• WHAT TO WORK ON
Of all the lines in the records below, how many hold the word "serviciului"? Give the number alone.

• STORED RECORDS
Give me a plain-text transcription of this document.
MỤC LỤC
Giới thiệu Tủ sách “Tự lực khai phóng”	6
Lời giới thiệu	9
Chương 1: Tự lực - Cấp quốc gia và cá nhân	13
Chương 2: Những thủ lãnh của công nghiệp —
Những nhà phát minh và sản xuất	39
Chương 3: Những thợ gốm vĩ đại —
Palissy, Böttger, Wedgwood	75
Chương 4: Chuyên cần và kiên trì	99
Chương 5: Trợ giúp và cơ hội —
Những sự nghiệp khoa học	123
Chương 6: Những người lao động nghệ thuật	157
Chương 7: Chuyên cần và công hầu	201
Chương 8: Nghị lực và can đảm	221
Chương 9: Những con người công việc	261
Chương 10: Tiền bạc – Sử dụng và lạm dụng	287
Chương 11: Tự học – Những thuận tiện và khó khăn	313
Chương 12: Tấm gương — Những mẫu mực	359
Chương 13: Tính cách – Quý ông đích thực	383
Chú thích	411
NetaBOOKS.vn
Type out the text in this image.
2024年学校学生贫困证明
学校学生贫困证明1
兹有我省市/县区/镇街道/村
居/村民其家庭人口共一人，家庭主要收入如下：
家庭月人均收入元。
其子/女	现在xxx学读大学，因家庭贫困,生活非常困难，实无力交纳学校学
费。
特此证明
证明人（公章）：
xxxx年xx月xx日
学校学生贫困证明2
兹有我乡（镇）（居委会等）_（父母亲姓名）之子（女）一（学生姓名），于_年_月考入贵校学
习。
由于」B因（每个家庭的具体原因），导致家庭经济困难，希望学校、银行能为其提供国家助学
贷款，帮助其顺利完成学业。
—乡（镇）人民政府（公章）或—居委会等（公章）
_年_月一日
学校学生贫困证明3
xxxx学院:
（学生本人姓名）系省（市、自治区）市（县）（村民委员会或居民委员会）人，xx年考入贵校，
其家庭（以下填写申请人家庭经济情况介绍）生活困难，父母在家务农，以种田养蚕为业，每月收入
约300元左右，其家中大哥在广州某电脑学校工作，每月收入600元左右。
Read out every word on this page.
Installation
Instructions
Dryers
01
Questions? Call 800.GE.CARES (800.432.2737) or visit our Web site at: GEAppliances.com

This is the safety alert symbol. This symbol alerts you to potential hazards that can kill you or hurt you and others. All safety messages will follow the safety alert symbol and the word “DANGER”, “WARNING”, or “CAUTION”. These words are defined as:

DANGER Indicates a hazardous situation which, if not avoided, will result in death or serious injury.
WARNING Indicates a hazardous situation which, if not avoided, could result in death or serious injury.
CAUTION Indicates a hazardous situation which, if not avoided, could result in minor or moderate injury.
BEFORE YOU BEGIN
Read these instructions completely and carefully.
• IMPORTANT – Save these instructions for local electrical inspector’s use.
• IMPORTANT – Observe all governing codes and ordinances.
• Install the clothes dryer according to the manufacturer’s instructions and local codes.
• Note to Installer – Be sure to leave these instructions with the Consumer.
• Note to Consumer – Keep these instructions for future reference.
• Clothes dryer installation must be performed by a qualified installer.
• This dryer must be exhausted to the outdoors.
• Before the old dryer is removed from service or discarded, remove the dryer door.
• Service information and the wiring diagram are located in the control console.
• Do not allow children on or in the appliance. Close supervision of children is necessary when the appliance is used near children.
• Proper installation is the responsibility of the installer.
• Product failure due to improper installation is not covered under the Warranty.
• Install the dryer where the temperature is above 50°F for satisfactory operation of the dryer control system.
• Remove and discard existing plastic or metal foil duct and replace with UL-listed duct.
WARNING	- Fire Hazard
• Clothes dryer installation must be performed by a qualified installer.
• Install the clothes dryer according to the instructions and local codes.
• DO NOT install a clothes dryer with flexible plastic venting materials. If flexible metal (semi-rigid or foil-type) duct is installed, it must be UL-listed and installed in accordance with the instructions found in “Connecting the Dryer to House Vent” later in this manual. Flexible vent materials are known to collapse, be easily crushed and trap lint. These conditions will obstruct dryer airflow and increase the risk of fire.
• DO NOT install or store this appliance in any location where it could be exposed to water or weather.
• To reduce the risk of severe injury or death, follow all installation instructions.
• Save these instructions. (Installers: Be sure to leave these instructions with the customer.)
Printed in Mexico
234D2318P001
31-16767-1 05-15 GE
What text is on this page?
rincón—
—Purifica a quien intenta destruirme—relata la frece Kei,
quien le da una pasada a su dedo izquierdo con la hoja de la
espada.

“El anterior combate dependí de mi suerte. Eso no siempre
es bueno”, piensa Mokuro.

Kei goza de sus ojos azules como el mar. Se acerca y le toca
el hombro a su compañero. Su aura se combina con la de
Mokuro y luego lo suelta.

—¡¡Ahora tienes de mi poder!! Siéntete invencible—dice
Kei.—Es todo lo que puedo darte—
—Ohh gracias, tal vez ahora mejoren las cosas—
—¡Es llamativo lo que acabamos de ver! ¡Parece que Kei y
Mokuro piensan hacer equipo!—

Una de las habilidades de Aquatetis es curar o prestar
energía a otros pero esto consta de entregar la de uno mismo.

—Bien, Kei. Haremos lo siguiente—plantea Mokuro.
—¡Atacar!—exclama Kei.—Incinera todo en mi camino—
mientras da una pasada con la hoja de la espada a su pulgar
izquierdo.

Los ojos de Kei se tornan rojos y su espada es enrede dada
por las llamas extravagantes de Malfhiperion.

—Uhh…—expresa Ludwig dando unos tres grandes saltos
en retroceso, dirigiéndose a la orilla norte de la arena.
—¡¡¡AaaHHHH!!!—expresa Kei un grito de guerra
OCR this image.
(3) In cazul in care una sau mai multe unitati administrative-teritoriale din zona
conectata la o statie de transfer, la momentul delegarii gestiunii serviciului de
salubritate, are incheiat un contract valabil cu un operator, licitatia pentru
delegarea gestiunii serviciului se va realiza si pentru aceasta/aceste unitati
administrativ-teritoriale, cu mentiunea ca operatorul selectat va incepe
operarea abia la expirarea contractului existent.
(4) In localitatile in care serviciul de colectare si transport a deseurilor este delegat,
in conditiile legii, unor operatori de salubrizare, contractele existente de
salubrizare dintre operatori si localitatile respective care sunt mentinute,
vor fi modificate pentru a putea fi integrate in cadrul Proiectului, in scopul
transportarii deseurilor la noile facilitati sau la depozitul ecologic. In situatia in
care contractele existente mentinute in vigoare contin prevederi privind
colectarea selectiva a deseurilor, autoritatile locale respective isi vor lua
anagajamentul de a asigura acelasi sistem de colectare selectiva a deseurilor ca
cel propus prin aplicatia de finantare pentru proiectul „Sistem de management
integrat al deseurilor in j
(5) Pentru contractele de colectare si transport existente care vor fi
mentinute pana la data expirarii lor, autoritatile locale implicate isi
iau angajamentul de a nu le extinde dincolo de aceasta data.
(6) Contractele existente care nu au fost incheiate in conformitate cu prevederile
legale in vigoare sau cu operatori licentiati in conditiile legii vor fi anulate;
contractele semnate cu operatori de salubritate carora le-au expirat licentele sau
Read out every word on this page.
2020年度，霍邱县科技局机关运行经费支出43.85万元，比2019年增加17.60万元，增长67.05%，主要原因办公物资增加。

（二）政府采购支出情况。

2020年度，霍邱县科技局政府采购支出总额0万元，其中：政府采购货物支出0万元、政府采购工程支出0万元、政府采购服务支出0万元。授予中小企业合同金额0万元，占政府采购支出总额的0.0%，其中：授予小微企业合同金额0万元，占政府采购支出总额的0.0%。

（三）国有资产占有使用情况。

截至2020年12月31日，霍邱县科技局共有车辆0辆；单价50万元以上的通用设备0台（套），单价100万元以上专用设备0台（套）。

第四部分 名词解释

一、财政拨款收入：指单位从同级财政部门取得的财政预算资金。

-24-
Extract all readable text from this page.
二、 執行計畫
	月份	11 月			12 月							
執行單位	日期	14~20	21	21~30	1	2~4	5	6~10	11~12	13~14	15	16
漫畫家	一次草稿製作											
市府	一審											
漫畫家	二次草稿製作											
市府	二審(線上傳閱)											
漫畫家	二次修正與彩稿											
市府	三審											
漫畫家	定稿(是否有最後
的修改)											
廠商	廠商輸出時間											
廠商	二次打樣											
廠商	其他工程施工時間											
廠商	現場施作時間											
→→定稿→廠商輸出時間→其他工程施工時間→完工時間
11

• FULL OUTPUT
2